* **Instructions for the task**
Search the material below for the string "npast" and extract each line that has it.

* **Dataset records**

= = =

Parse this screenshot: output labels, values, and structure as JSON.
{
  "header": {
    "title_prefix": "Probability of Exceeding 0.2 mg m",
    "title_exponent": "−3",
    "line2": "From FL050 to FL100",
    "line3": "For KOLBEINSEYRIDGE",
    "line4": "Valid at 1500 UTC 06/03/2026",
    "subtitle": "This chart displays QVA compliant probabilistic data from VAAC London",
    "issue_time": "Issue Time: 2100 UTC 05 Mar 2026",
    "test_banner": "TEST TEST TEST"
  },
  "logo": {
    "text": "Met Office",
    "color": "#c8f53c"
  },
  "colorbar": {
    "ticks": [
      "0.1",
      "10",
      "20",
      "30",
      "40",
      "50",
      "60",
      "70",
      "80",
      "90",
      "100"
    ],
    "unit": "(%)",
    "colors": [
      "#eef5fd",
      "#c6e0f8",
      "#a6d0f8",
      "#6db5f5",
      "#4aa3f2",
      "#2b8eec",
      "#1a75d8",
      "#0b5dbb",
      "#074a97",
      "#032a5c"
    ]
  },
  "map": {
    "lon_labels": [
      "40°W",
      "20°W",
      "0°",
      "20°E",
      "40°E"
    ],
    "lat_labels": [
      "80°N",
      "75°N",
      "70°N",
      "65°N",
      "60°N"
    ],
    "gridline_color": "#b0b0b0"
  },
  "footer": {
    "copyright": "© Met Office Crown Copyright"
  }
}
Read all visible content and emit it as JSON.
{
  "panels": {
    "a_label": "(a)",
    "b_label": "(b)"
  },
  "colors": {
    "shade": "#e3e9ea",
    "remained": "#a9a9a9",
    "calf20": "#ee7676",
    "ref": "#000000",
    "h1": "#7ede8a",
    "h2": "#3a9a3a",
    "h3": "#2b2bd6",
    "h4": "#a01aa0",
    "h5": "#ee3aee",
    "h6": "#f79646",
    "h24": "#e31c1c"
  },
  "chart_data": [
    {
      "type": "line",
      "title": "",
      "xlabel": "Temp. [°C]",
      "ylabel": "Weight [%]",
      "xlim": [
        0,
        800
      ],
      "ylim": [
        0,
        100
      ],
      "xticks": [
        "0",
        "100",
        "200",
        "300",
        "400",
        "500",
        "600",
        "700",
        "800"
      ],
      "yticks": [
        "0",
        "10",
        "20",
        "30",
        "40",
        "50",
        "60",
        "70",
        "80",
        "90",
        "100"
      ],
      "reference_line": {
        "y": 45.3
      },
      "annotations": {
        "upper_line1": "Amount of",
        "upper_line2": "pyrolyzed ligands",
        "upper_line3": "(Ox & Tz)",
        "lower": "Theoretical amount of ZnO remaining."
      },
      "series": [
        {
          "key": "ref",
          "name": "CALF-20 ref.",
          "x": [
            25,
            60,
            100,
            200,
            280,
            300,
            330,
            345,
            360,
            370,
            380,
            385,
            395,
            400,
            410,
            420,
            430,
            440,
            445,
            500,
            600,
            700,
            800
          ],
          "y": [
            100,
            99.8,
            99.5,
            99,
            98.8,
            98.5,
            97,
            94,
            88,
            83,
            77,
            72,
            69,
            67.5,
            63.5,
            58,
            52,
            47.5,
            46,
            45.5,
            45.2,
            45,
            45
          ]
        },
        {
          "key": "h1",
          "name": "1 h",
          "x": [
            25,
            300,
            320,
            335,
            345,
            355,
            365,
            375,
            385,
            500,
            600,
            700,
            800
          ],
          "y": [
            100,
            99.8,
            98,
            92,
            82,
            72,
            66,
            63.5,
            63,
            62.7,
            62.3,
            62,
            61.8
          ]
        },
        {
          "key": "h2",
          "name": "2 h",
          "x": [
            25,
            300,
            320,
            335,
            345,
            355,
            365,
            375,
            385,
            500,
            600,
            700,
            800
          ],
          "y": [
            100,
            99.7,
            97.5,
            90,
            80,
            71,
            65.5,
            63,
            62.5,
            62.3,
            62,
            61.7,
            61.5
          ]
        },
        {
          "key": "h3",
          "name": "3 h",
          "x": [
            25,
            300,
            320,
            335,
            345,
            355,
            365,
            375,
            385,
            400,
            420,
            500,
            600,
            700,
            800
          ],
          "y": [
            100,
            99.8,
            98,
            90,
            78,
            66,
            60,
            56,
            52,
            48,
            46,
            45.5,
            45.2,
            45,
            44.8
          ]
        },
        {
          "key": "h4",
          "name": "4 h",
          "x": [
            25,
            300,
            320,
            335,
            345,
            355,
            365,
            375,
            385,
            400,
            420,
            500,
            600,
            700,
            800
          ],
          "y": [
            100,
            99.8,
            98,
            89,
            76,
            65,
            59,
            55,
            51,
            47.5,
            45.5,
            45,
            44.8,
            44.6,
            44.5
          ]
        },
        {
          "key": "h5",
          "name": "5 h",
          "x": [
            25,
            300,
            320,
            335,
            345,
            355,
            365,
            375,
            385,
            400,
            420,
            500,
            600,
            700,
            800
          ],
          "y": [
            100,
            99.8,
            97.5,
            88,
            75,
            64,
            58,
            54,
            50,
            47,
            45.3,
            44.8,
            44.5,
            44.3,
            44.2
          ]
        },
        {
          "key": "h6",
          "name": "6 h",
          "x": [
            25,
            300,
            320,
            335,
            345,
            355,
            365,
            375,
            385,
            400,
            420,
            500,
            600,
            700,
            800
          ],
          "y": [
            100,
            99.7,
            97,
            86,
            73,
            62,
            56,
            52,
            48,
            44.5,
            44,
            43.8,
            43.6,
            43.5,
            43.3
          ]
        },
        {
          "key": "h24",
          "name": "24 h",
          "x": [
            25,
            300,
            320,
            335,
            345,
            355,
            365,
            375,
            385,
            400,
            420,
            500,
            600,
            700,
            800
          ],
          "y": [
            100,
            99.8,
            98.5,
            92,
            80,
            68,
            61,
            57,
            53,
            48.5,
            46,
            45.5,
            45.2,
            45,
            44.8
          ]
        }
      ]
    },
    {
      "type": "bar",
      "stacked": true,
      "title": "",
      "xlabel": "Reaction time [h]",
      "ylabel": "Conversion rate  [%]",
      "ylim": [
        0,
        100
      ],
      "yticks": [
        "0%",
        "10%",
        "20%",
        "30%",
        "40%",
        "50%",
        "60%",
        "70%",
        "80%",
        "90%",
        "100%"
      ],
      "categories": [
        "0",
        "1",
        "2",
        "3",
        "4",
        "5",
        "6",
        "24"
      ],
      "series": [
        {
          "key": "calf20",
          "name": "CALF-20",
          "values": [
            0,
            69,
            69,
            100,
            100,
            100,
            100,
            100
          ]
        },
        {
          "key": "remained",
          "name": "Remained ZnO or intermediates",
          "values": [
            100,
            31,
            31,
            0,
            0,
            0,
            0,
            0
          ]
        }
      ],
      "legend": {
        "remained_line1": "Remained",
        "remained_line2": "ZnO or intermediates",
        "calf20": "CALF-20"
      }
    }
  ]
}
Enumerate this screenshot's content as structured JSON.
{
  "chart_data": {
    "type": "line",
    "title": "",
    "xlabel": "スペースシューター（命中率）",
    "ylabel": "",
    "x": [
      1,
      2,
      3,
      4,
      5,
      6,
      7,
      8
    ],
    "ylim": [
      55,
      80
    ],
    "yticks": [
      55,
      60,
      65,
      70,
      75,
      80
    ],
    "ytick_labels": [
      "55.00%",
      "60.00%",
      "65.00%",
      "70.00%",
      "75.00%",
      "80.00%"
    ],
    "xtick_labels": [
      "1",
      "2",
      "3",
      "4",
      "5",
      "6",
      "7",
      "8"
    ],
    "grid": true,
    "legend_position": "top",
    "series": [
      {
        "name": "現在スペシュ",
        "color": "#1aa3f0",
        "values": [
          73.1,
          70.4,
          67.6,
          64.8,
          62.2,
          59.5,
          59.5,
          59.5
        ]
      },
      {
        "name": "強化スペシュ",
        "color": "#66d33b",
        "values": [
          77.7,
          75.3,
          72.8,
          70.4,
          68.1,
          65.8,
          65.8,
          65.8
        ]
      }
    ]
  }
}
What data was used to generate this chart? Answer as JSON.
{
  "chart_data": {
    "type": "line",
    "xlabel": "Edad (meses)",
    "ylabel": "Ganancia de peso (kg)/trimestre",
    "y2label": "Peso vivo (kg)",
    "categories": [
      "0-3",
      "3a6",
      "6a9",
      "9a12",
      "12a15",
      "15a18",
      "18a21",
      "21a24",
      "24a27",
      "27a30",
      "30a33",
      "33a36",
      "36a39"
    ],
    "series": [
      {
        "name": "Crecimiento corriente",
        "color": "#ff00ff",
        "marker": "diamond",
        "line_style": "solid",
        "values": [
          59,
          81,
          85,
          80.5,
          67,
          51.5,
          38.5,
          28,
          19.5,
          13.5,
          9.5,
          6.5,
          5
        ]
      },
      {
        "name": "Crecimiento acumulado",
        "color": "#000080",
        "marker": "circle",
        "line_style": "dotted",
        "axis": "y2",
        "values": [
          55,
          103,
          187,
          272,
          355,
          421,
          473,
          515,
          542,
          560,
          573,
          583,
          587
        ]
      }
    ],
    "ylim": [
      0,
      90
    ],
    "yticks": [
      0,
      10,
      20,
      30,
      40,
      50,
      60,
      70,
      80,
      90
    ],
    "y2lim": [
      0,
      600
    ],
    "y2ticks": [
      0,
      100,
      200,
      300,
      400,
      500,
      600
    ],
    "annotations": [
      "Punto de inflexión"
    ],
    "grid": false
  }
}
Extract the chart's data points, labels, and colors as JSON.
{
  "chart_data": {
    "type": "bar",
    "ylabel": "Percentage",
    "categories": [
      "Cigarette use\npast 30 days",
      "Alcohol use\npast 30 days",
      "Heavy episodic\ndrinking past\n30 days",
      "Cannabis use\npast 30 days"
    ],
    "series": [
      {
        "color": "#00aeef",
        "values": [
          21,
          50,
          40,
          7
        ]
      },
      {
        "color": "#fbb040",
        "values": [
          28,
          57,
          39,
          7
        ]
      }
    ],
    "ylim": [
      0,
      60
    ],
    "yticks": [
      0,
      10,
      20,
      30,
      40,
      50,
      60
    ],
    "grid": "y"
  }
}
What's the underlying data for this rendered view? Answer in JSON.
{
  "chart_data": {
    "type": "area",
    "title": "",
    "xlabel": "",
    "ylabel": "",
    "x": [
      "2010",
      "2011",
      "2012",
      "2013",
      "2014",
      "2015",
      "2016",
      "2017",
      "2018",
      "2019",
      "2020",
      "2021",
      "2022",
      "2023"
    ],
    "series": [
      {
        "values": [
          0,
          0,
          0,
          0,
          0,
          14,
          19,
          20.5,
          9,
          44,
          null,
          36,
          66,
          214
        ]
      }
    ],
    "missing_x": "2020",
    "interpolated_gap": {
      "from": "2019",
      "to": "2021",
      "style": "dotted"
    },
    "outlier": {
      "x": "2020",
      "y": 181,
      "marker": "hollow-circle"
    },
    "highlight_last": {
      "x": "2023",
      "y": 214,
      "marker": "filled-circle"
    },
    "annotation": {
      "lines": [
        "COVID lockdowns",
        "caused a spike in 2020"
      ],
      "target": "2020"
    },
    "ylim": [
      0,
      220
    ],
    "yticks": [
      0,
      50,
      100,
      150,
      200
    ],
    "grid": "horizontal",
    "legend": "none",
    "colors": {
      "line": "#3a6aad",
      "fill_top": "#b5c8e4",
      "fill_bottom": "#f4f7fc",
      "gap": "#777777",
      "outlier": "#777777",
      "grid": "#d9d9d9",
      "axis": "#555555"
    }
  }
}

= = =

* **Answer to this exercise**
      "Cigarette use\npast 30 days",
      "Alcohol use\npast 30 days",
      "Cannabis use\npast 30 days"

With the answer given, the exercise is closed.